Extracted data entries
■ ■ ■ ■ ■ ■ ■
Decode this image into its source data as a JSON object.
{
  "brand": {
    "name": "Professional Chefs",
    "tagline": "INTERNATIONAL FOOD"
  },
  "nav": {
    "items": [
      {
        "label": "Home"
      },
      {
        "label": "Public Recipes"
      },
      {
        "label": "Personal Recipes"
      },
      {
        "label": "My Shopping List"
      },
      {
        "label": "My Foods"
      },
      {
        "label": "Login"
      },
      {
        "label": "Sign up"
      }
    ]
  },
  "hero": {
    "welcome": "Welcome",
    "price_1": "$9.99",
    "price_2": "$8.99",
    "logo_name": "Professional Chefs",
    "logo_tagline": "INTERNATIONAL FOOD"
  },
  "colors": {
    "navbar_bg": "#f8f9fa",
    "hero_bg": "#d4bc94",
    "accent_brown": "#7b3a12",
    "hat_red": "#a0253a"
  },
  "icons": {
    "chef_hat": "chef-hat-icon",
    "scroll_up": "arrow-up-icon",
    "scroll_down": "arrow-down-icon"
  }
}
■ ■ ■ ■ ■ ■ ■
**Exercise brief**. Reproduce the complete data exactly as presented above.

**In response**.
Decode this image into its source data as a JSON object.
{
  "brand": {
    "name": "Professional Chefs",
    "tagline": "INTERNATIONAL FOOD"
  },
  "nav": {
    "items": [
      {
        "label": "Home"
      },
      {
        "label": "Public Recipes"
      },
      {
        "label": "Personal Recipes"
      },
      {
        "label": "My Shopping List"
      },
      {
        "label": "My Foods"
      },
      {
        "label": "Login"
      },
      {
        "label": "Sign up"
      }
    ]
  },
  "hero": {
    "welcome": "Welcome",
    "price_1": "$9.99",
    "price_2": "$8.99",
    "logo_name": "Professional Chefs",
    "logo_tagline": "INTERNATIONAL FOOD"
  },
  "colors": {
    "navbar_bg": "#f8f9fa",
    "hero_bg": "#d4bc94",
    "accent_brown": "#7b3a12",
    "hat_red": "#a0253a"
  },
  "icons": {
    "chef_hat": "chef-hat-icon",
    "scroll_up": "arrow-up-icon",
    "scroll_down": "arrow-down-icon"
  }
}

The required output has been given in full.